→ Goal
Tally up the lines where the string "text" appears; reply with the number only.

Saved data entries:
-- -- --

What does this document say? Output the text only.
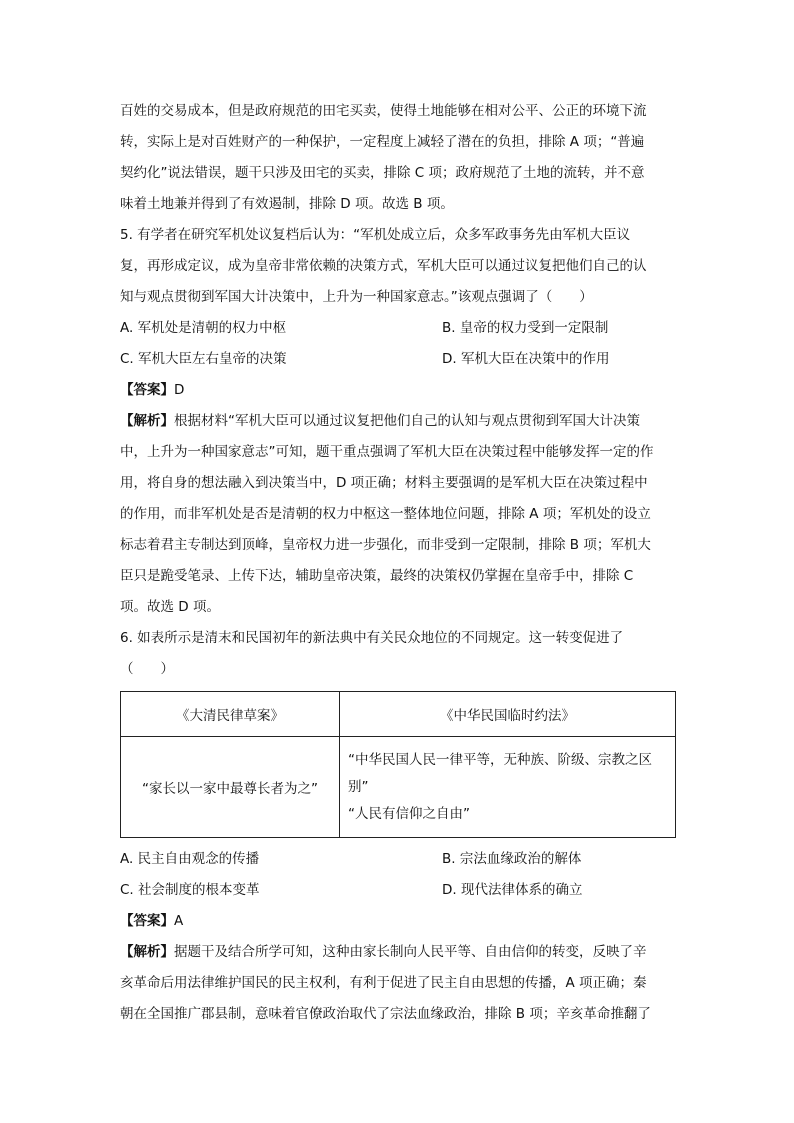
百姓的交易成本，但是政府规范的田宅买卖，使得土地能够在相对公平、公正的环境下流
转，实际上是对百姓财产的一种保护，一定程度上减轻了潜在的负担，排除 A 项；“普遍
契约化”说法错误，题干只涉及田宅的买卖，排除 C 项；政府规范了土地的流转，并不意
味着土地兼并得到了有效遏制，排除 D 项。故选 B 项。
5. 有学者在研究军机处议复档后认为：“军机处成立后，众多军政事务先由军机大臣议
复，再形成定议，成为皇帝非常依赖的决策方式，军机大臣可以通过议复把他们自己的认
知与观点贯彻到军国大计决策中，上升为一种国家意志。”该观点强调了（　　）
A. 军机处是清朝的权力中枢	B. 皇帝的权力受到一定限制
C. 军机大臣左右皇帝的决策	D. 军机大臣在决策中的作用
【答案】D
【解析】根据材料“军机大臣可以通过议复把他们自己的认知与观点贯彻到军国大计决策
中，上升为一种国家意志”可知，题干重点强调了军机大臣在决策过程中能够发挥一定的作
用，将自身的想法融入到决策当中，D 项正确；材料主要强调的是军机大臣在决策过程中
的作用，而非军机处是否是清朝的权力中枢这一整体地位问题，排除 A 项；军机处的设立
标志着君主专制达到顶峰，皇帝权力进一步强化，而非受到一定限制，排除 B 项；军机大
臣只是跪受笔录、上传下达，辅助皇帝决策，最终的决策权仍掌握在皇帝手中，排除 C
项。故选 D 项。
6. 如表所示是清末和民国初年的新法典中有关民众地位的不同规定。这一转变促进了
（　　）
《大清民律草案》	《中华民国临时约法》
“家长以一家中最尊长者为之”	“中华民国人民一律平等，无种族、阶级、宗教之区
别”
“人民有信仰之自由”
A. 民主自由观念的传播	B. 宗法血缘政治的解体
C. 社会制度的根本变革	D. 现代法律体系的确立
【答案】A
【解析】据题干及结合所学可知，这种由家长制向人民平等、自由信仰的转变，反映了辛
亥革命后用法律维护国民的民主权利，有利于促进了民主自由思想的传播，A 项正确；秦
朝在全国推广郡县制，意味着官僚政治取代了宗法血缘政治，排除 B 项；辛亥革命推翻了
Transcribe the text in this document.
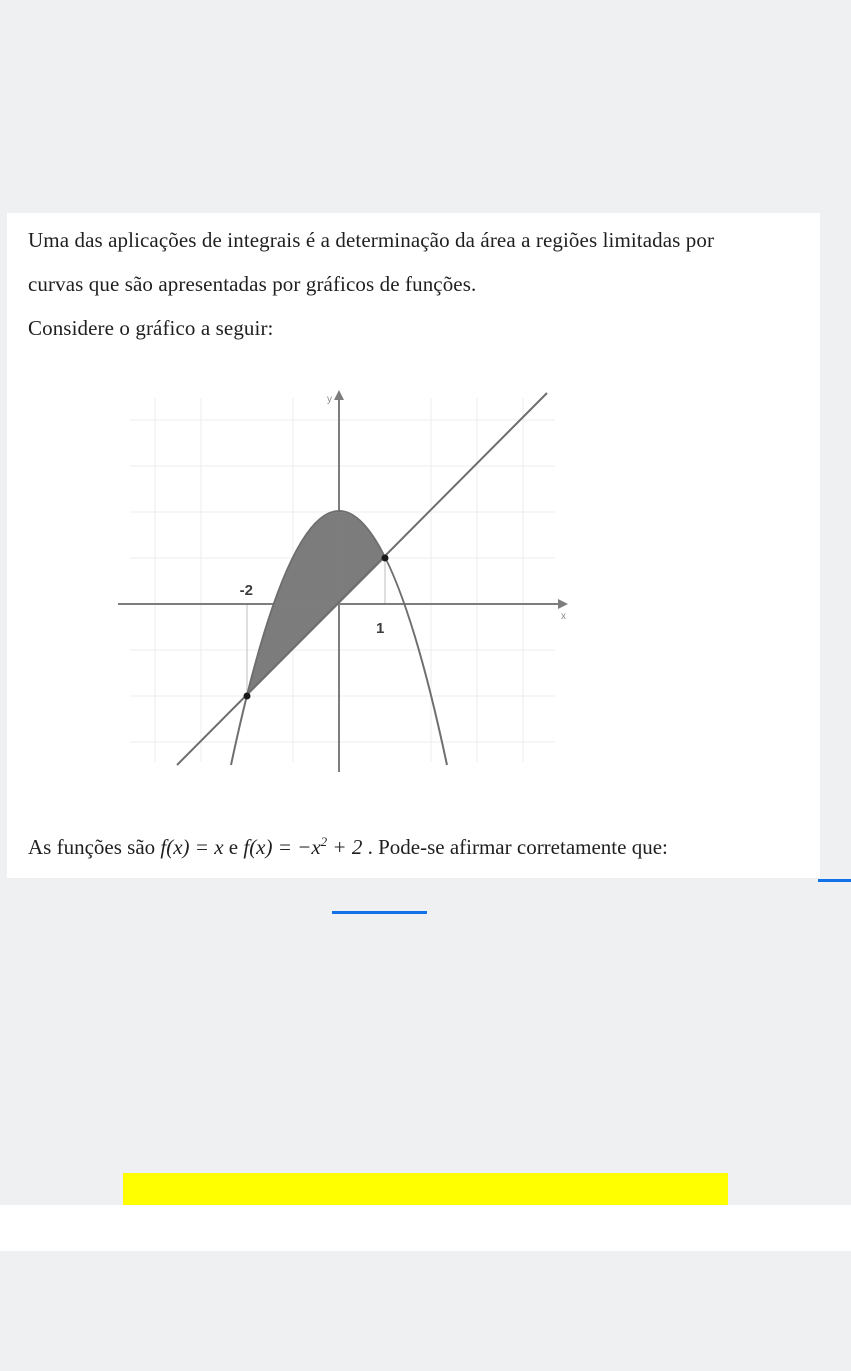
Uma das aplicações de integrais é a determinação da área a regiões limitadas por
curvas que são apresentadas por gráficos de funções.
Considere o gráfico a seguir:
-2
1
y
x
As funções são f(x) = x e $f(x) = -x^2 + 2$ . Pode-se afirmar corretamente que:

-- -- --

→ Finished answer
2